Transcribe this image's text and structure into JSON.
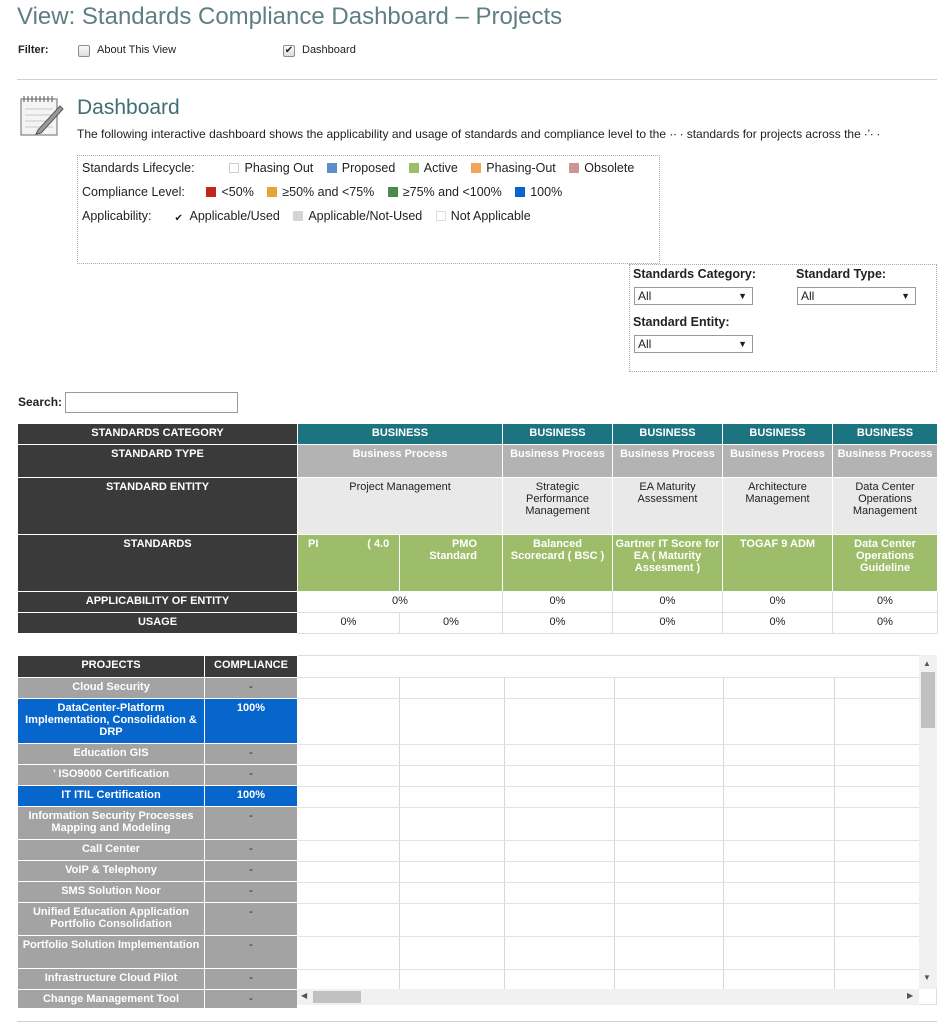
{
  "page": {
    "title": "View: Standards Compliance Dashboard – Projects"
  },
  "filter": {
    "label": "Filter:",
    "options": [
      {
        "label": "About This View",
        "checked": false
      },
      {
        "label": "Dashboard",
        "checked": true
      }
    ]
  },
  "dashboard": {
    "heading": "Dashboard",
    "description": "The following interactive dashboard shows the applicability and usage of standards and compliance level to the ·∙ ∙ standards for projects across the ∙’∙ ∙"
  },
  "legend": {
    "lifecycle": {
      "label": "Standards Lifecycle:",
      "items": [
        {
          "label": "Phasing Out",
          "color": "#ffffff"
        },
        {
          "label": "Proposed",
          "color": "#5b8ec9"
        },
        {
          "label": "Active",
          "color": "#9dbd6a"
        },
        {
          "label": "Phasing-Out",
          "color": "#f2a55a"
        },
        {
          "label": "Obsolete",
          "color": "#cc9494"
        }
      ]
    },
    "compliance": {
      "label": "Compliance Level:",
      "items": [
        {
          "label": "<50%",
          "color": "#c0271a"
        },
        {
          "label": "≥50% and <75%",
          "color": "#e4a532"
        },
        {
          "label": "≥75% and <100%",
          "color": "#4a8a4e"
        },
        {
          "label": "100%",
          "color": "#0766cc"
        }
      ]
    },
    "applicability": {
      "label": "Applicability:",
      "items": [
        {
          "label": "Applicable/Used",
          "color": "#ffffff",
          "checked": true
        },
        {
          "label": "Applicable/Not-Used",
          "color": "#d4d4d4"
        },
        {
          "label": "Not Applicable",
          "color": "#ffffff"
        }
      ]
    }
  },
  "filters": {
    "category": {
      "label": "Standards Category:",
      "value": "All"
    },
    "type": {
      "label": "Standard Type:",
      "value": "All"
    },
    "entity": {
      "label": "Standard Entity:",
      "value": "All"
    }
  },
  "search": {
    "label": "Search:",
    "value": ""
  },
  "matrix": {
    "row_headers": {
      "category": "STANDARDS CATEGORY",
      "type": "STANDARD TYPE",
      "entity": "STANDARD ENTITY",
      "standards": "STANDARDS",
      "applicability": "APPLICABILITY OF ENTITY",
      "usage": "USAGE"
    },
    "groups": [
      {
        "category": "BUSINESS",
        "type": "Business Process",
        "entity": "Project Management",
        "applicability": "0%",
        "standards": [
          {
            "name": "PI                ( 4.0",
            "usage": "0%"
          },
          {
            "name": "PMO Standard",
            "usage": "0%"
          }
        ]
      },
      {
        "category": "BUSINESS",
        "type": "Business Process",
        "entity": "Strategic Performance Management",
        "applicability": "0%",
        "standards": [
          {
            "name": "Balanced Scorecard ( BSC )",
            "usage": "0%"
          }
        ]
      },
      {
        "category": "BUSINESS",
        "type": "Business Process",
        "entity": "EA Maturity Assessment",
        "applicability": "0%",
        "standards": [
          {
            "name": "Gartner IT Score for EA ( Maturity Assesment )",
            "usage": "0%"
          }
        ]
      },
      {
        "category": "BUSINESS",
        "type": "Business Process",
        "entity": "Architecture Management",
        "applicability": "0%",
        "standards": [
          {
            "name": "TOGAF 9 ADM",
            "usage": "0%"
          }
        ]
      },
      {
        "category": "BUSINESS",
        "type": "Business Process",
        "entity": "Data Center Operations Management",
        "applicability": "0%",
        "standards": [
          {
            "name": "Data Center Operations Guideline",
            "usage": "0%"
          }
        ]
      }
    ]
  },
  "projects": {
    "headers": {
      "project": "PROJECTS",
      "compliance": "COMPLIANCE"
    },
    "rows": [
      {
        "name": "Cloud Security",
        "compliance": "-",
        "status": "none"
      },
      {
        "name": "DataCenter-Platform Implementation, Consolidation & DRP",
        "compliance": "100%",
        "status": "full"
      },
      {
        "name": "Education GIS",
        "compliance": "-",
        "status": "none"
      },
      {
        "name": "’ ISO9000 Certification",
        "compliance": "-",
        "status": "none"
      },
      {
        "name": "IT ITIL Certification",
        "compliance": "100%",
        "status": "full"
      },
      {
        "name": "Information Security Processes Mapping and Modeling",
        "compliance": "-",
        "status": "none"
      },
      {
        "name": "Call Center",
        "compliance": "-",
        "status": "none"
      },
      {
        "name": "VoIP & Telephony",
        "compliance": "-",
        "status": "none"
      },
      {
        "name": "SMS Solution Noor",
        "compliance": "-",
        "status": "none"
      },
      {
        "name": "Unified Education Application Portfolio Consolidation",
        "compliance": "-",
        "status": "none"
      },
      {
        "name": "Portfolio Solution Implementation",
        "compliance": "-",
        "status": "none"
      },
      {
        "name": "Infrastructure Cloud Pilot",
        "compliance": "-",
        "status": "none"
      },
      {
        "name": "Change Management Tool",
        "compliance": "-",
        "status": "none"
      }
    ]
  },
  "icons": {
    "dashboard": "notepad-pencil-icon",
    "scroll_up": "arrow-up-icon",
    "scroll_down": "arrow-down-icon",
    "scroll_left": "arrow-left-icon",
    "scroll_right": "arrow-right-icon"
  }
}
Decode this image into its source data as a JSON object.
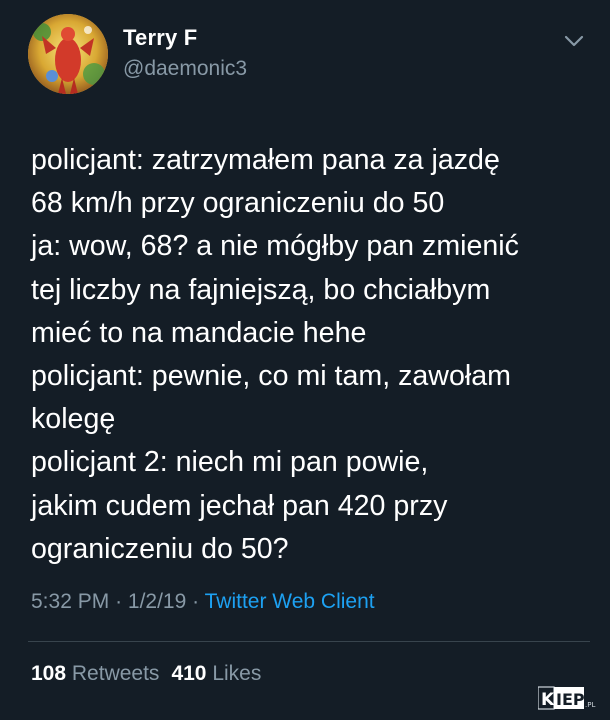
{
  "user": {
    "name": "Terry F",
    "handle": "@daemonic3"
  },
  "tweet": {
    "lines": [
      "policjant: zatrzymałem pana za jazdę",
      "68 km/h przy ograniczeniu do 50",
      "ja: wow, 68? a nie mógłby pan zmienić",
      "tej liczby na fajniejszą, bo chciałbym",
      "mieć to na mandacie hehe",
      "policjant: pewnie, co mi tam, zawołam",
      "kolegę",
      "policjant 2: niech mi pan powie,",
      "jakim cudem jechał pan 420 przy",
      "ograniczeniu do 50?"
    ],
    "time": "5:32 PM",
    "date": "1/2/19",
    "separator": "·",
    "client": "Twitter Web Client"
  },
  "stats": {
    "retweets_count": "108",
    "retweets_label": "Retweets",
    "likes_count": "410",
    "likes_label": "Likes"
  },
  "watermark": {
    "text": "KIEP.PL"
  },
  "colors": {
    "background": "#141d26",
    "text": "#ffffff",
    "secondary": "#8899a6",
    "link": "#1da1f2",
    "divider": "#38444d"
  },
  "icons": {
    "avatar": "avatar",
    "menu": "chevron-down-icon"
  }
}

|---|

• _GOAL_: Filter the data, keeping only the lines that contain "Maturity".

• _EXERCISE OUTPUT_:
        "entity": "EA Maturity Assessment",
            "name": "Gartner IT Score for EA ( Maturity Assesment )",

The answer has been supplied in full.